Scan the lines below for the word "that". Copy each line you find it in.
>> Start The records
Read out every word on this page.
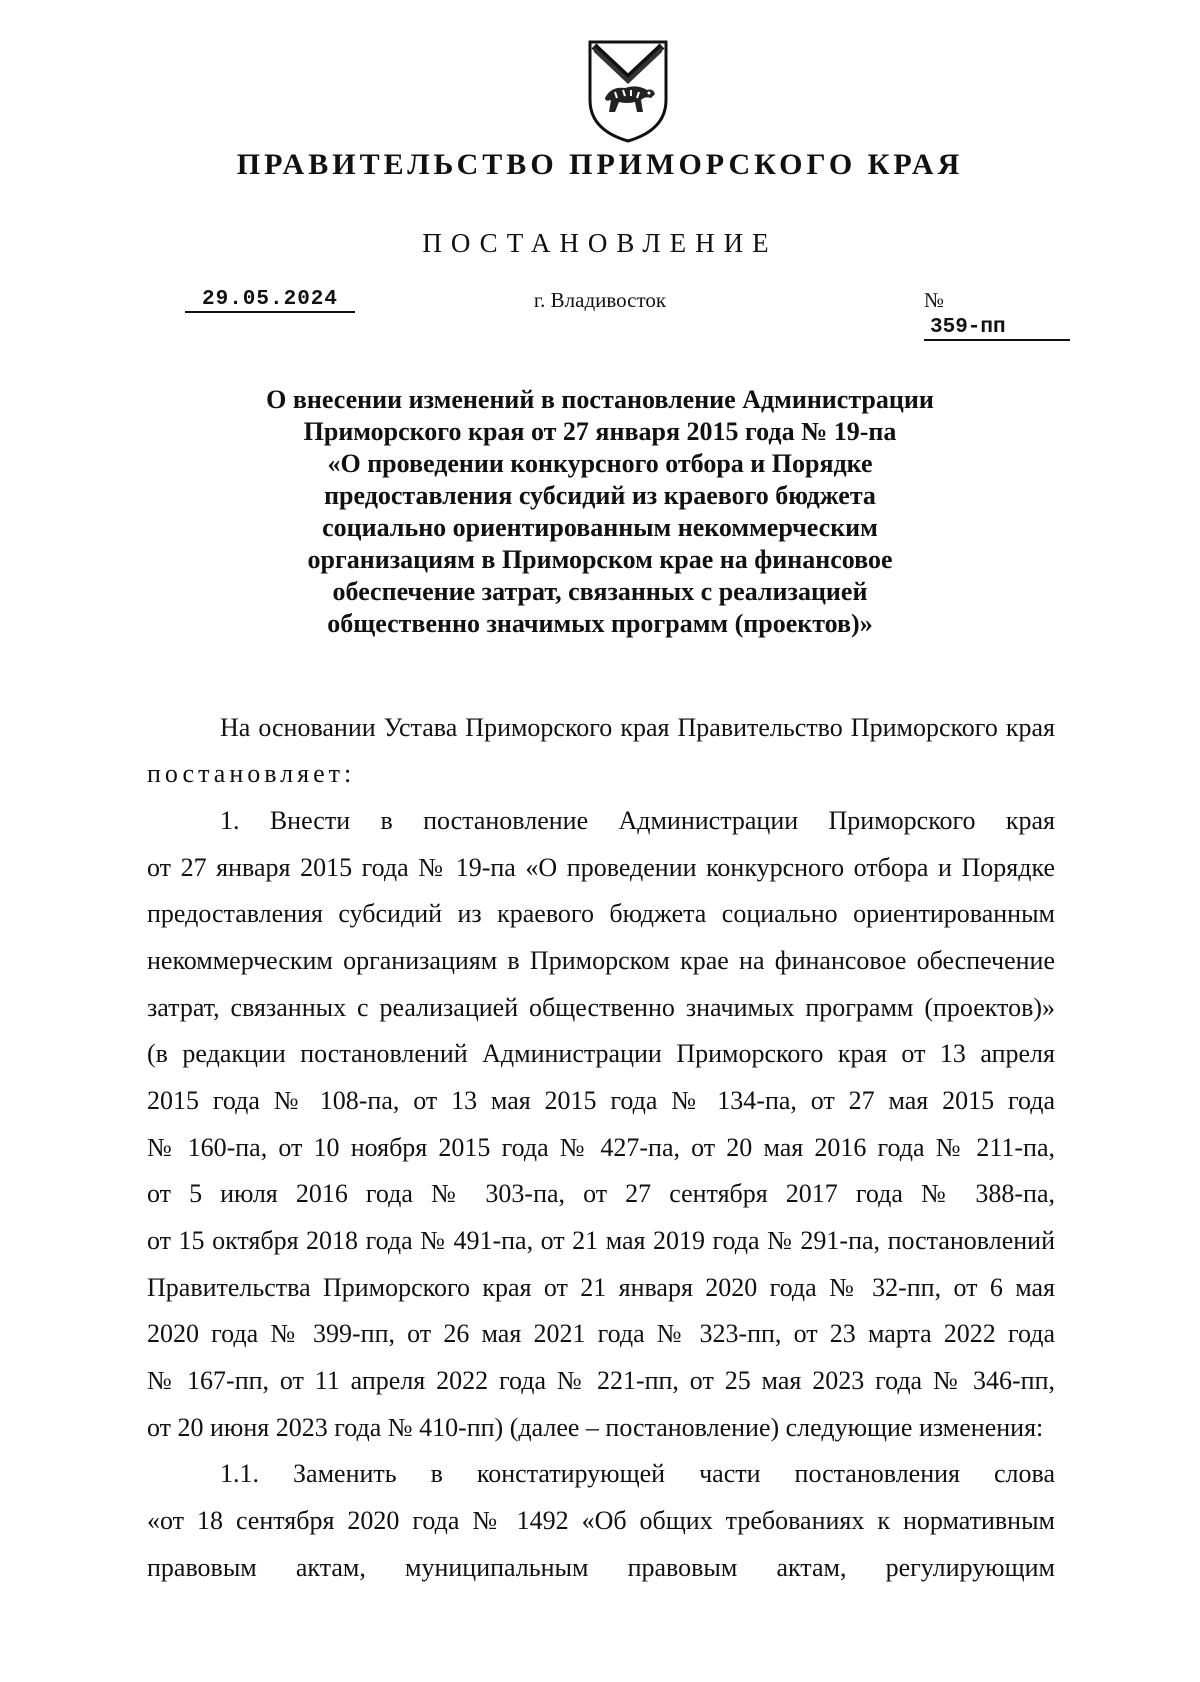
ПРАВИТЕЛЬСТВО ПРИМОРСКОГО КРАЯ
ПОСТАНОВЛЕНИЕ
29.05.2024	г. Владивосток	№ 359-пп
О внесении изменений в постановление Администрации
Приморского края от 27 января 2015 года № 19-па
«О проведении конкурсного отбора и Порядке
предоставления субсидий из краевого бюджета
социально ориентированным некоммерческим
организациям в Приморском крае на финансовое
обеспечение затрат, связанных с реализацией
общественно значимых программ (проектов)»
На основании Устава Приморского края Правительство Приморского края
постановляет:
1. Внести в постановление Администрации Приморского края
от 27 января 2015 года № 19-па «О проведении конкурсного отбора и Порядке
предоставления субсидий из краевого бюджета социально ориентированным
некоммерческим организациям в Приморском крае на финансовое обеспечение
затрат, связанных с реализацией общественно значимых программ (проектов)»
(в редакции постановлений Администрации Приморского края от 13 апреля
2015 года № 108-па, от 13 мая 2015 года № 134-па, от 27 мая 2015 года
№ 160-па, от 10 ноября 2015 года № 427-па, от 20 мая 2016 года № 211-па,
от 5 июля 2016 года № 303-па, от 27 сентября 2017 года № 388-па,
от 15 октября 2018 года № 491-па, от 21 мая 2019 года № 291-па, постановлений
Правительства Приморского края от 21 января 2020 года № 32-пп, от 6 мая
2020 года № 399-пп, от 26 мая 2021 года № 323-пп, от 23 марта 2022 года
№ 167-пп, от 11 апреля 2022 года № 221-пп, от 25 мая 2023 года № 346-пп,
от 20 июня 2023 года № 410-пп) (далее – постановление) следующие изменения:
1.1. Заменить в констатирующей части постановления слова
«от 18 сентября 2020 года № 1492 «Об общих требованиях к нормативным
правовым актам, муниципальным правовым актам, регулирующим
>> End The records
>> Start The records
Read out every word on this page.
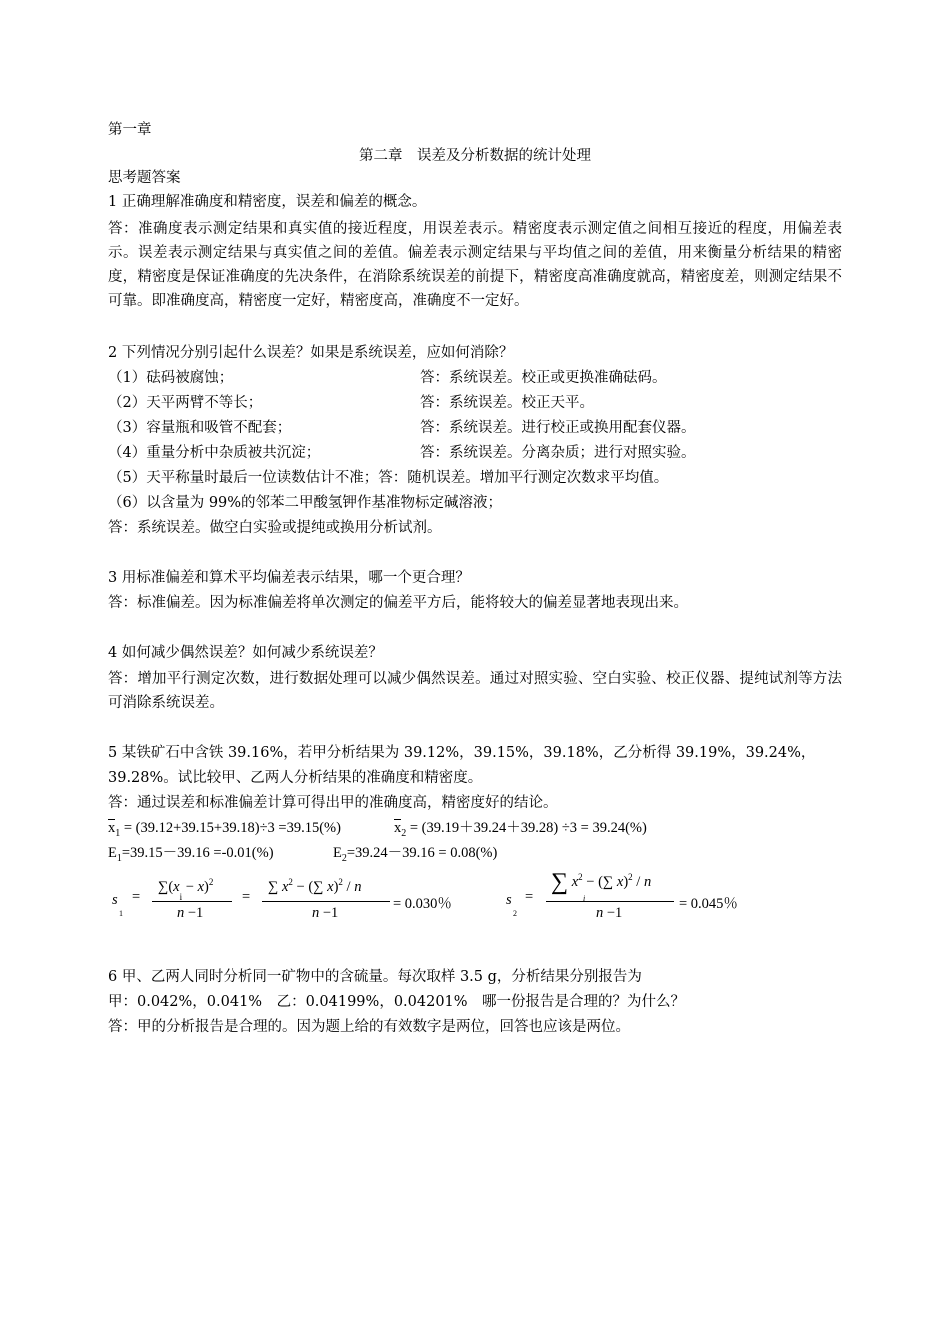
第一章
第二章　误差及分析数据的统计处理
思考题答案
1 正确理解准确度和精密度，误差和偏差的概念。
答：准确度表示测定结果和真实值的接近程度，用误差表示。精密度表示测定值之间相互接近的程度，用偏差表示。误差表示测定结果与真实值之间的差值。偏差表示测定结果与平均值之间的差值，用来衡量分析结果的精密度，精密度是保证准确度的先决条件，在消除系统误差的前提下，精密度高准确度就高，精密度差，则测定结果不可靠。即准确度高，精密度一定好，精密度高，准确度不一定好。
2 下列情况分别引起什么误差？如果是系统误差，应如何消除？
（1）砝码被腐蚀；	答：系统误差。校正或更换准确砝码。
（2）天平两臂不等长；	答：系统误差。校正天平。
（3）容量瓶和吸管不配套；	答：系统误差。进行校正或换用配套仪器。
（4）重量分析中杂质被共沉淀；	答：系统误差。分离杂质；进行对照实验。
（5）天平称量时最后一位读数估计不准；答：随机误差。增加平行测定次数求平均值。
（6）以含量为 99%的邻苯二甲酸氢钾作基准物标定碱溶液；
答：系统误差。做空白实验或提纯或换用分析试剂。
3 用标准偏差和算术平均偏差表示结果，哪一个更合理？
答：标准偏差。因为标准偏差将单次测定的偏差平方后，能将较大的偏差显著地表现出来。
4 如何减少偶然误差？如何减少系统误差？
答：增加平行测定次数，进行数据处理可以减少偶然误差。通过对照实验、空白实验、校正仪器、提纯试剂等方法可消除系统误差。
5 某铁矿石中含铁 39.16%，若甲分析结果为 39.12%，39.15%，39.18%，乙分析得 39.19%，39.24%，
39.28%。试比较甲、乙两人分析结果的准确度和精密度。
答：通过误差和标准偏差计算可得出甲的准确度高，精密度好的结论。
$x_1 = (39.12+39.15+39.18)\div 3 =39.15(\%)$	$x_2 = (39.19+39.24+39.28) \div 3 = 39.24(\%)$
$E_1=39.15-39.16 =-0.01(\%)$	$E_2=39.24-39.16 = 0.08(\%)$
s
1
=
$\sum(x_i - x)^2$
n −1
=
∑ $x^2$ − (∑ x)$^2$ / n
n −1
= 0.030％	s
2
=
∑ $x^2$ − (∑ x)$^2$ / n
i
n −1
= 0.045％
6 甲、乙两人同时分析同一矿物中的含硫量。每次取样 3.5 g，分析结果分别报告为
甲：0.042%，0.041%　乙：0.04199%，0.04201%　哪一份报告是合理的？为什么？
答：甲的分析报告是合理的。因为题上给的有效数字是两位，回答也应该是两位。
>> End The records
>> Start The records
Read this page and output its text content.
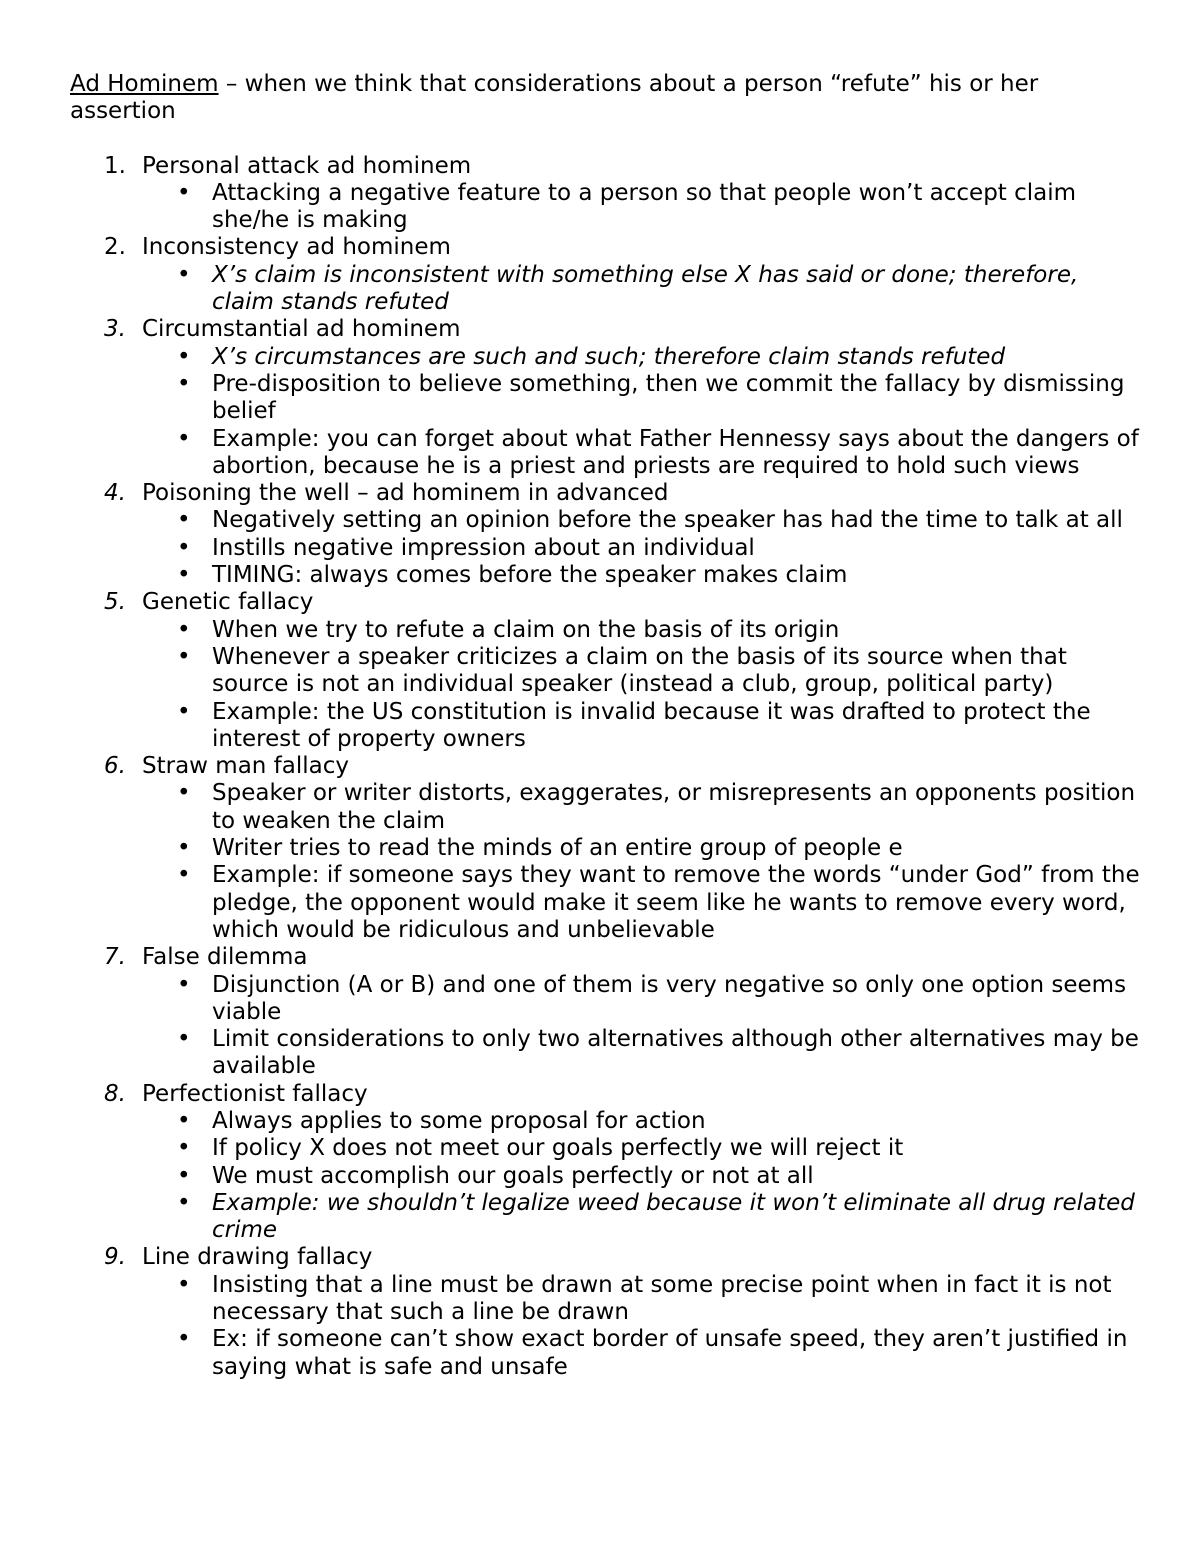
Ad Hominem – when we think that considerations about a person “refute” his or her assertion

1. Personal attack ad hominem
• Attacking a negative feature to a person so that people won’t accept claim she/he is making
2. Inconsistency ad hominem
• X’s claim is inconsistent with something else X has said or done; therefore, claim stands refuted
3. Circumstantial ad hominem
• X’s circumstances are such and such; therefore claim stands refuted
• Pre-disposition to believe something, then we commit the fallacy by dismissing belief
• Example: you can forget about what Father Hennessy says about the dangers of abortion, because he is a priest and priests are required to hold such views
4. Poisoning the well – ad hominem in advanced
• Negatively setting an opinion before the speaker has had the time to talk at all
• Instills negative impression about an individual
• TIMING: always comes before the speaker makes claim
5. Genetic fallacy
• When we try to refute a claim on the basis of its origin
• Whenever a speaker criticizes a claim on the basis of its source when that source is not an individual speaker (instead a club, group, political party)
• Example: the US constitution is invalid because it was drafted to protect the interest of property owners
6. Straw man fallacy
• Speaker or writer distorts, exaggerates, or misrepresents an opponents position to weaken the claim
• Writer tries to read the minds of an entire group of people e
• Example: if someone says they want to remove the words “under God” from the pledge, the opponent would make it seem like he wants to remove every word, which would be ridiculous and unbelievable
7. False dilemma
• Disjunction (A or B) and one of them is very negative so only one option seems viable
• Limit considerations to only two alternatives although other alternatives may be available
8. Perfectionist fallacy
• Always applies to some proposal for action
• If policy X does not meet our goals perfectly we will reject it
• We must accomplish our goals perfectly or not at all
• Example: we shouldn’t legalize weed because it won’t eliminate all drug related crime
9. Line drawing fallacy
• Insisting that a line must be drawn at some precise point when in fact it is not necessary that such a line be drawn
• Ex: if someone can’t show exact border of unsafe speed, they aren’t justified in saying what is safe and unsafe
>> End The records
#### [Response]
Ad Hominem – when we think that considerations about a person “refute” his or her assertion
• Attacking a negative feature to a person so that people won’t accept claim she/he is making
• Whenever a speaker criticizes a claim on the basis of its source when that source is not an individual speaker (instead a club, group, political party)
• Insisting that a line must be drawn at some precise point when in fact it is not necessary that such a line be drawn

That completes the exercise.